[PROBLEM STATEMENT] Each line containing the word "главный" must be collected.

* Start SUPPLIED DATA *

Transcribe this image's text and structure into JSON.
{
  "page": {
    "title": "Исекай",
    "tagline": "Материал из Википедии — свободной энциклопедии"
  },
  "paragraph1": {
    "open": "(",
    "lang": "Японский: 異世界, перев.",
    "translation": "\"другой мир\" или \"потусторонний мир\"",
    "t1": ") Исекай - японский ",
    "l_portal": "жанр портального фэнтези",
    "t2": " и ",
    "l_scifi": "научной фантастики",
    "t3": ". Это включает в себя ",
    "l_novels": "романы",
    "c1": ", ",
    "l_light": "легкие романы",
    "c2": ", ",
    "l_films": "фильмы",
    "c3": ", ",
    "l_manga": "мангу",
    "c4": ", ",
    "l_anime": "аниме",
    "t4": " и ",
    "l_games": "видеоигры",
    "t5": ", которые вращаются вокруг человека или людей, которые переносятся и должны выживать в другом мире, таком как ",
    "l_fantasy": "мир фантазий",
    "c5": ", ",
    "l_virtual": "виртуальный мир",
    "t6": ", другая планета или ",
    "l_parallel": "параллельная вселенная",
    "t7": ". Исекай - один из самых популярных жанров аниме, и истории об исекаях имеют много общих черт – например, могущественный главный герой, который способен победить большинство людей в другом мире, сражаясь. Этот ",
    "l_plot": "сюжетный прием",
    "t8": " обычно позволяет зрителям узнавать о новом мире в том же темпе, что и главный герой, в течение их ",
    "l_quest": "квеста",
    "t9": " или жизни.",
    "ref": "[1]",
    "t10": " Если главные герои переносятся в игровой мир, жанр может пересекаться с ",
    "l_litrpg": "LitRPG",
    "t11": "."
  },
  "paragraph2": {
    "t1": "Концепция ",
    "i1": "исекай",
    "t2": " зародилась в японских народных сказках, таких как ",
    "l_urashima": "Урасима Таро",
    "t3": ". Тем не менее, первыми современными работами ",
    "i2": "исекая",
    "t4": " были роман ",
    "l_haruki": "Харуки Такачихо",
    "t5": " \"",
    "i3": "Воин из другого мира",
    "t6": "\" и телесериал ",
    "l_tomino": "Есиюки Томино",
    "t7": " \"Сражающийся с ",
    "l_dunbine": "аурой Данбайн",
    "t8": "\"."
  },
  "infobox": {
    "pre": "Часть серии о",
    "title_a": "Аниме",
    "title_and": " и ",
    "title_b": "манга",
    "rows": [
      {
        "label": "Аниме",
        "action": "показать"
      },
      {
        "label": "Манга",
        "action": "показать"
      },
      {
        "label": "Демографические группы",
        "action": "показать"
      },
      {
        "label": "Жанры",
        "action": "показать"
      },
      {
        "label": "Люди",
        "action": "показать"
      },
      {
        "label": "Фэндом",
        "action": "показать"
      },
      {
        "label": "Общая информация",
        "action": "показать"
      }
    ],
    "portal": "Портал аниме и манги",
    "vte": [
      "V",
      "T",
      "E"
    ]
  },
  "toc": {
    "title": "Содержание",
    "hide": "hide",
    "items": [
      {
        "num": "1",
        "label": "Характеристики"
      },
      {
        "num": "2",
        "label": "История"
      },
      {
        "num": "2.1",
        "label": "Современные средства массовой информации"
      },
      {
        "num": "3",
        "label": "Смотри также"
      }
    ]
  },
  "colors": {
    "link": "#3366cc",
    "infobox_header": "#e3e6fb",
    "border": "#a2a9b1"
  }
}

* End SUPPLIED DATA *

[OUTPUT FOR THIS EXERCISE]
    "t7": ". Исекай - один из самых популярных жанров аниме, и истории об исекаях имеют много общих черт – например, могущественный главный герой, который способен победить большинство людей в другом мире, сражаясь. Этот ",
    "t8": " обычно позволяет зрителям узнавать о новом мире в том же темпе, что и главный герой, в течение их ",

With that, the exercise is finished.